___ MATERIALS PROVIDED
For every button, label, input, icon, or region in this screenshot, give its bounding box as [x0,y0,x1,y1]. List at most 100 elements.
______
___ MATERIALS PROVIDED
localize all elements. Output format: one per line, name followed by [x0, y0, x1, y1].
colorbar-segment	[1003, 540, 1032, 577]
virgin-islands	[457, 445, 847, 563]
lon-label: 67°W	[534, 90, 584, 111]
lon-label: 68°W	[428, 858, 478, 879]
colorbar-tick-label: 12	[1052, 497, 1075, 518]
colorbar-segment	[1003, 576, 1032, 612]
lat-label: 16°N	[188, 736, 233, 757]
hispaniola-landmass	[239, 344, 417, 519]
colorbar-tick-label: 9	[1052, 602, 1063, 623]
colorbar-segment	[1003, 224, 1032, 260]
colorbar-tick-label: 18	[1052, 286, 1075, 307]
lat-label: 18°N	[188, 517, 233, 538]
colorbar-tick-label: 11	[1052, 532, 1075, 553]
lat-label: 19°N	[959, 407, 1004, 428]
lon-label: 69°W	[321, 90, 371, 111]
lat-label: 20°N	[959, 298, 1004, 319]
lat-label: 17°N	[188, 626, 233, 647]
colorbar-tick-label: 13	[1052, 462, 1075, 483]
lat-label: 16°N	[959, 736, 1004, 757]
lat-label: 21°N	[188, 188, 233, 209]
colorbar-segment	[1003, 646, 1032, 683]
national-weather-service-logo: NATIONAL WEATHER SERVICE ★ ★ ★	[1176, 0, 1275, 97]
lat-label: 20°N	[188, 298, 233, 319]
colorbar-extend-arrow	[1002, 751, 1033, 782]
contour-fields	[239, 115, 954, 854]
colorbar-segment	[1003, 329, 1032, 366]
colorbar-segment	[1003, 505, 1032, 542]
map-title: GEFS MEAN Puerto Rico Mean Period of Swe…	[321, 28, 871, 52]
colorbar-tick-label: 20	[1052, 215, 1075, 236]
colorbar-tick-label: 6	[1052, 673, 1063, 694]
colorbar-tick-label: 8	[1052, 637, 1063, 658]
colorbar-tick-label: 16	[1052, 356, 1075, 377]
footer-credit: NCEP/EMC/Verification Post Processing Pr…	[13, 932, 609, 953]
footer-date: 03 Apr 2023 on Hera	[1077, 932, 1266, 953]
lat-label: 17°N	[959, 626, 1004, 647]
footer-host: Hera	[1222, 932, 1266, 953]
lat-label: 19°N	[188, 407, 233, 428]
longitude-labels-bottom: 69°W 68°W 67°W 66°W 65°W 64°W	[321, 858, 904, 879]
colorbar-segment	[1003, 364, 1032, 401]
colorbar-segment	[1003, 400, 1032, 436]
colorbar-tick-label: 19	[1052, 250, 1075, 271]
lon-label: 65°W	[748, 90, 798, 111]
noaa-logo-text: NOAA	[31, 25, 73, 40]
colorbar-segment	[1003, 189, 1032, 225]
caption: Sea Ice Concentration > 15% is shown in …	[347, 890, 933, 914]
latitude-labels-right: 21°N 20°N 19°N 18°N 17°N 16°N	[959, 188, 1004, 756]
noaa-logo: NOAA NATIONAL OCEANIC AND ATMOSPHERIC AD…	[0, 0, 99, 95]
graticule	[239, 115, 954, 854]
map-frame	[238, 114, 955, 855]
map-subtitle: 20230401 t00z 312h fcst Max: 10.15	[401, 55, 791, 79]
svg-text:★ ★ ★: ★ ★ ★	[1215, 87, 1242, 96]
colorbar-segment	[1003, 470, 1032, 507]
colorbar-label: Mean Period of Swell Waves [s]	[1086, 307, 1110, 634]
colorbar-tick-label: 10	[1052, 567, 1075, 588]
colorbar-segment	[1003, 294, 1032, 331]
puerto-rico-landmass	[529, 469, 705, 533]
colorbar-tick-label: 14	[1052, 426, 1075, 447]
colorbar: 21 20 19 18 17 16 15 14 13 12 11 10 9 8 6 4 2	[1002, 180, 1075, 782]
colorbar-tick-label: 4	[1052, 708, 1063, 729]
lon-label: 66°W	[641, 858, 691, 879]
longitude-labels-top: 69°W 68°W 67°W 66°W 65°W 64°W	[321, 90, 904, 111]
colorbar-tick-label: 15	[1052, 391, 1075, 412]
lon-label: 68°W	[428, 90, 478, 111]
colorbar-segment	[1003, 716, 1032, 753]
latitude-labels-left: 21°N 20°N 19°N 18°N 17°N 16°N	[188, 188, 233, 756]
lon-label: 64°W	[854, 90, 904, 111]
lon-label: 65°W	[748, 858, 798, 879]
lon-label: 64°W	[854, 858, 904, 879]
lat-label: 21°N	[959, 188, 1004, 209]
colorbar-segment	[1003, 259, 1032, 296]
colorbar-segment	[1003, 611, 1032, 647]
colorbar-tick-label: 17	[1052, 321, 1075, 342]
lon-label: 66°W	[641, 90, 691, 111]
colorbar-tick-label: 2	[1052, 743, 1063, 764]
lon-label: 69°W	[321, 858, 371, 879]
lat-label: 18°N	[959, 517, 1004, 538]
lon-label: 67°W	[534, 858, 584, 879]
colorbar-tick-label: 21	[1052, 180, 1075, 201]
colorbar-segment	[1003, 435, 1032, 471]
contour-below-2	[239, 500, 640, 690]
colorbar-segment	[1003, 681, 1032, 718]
______
___ MATERIALS PROVIDED
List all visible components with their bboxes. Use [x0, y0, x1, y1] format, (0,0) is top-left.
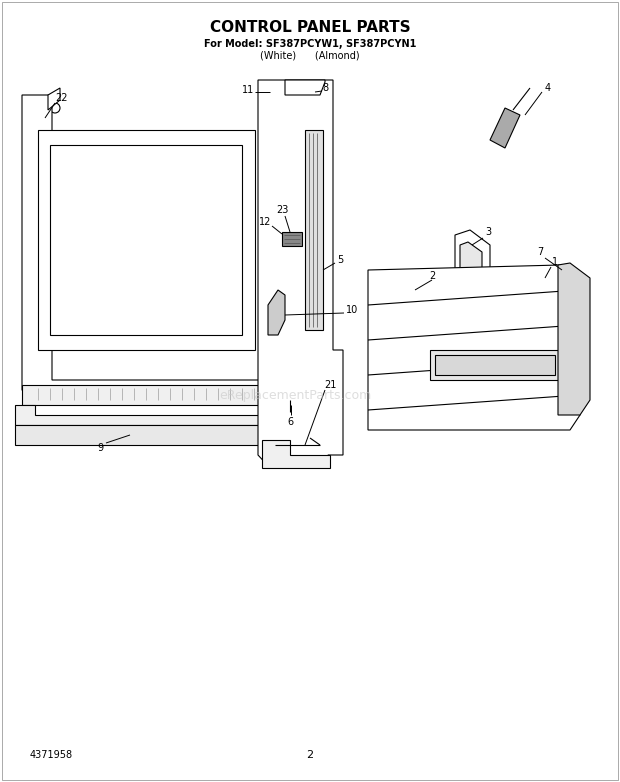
______
### YOUR OBJECTIVE
Reproduce the lines from the one containing "localize all elements." through the one containing "497, 1075, 518]", changing every "lon-label" to "longitude-label" and leaving all other text unchanged.

### ANSWER TO THIS EXERCISE
localize all elements. Output format: one per line, name followed by [x0, y0, x1, y1].
colorbar-segment	[1003, 540, 1032, 577]
virgin-islands	[457, 445, 847, 563]
longitude-label: 67°W	[534, 90, 584, 111]
longitude-label: 68°W	[428, 858, 478, 879]
colorbar-tick-label: 12	[1052, 497, 1075, 518]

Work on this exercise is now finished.